WRITTEN PROBLEM: Word for word, restate every line of the material.

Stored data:
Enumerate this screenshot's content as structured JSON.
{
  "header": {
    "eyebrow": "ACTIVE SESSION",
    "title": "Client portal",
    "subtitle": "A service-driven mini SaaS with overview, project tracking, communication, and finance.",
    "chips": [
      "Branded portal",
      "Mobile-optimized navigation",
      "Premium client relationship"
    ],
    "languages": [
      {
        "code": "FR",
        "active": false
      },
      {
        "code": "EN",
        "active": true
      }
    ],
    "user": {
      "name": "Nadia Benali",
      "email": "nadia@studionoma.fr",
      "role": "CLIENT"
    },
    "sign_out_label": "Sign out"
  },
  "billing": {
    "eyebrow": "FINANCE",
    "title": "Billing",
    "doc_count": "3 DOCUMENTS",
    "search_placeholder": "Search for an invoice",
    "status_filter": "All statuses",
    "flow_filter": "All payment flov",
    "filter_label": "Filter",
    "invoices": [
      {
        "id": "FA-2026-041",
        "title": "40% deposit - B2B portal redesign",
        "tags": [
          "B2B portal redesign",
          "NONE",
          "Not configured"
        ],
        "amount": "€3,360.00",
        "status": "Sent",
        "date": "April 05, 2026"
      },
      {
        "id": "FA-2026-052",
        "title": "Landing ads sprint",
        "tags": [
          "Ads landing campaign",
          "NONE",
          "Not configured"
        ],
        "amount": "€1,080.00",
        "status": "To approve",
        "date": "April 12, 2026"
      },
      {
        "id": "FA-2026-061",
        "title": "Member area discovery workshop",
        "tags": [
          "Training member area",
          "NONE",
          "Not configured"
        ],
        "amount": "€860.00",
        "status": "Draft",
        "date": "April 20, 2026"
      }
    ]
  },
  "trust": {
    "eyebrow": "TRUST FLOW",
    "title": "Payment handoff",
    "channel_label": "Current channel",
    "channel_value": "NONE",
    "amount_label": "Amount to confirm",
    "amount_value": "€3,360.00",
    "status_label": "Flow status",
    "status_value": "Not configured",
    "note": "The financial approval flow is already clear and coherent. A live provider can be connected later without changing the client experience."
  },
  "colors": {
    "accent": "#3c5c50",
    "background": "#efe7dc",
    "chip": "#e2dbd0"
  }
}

WORKED SOLUTION:
Enumerate this screenshot's content as structured JSON.
{
  "header": {
    "eyebrow": "ACTIVE SESSION",
    "title": "Client portal",
    "subtitle": "A service-driven mini SaaS with overview, project tracking, communication, and finance.",
    "chips": [
      "Branded portal",
      "Mobile-optimized navigation",
      "Premium client relationship"
    ],
    "languages": [
      {
        "code": "FR",
        "active": false
      },
      {
        "code": "EN",
        "active": true
      }
    ],
    "user": {
      "name": "Nadia Benali",
      "email": "nadia@studionoma.fr",
      "role": "CLIENT"
    },
    "sign_out_label": "Sign out"
  },
  "billing": {
    "eyebrow": "FINANCE",
    "title": "Billing",
    "doc_count": "3 DOCUMENTS",
    "search_placeholder": "Search for an invoice",
    "status_filter": "All statuses",
    "flow_filter": "All payment flov",
    "filter_label": "Filter",
    "invoices": [
      {
        "id": "FA-2026-041",
        "title": "40% deposit - B2B portal redesign",
        "tags": [
          "B2B portal redesign",
          "NONE",
          "Not configured"
        ],
        "amount": "€3,360.00",
        "status": "Sent",
        "date": "April 05, 2026"
      },
      {
        "id": "FA-2026-052",
        "title": "Landing ads sprint",
        "tags": [
          "Ads landing campaign",
          "NONE",
          "Not configured"
        ],
        "amount": "€1,080.00",
        "status": "To approve",
        "date": "April 12, 2026"
      },
      {
        "id": "FA-2026-061",
        "title": "Member area discovery workshop",
        "tags": [
          "Training member area",
          "NONE",
          "Not configured"
        ],
        "amount": "€860.00",
        "status": "Draft",
        "date": "April 20, 2026"
      }
    ]
  },
  "trust": {
    "eyebrow": "TRUST FLOW",
    "title": "Payment handoff",
    "channel_label": "Current channel",
    "channel_value": "NONE",
    "amount_label": "Amount to confirm",
    "amount_value": "€3,360.00",
    "status_label": "Flow status",
    "status_value": "Not configured",
    "note": "The financial approval flow is already clear and coherent. A live provider can be connected later without changing the client experience."
  },
  "colors": {
    "accent": "#3c5c50",
    "background": "#efe7dc",
    "chip": "#e2dbd0"
  }
}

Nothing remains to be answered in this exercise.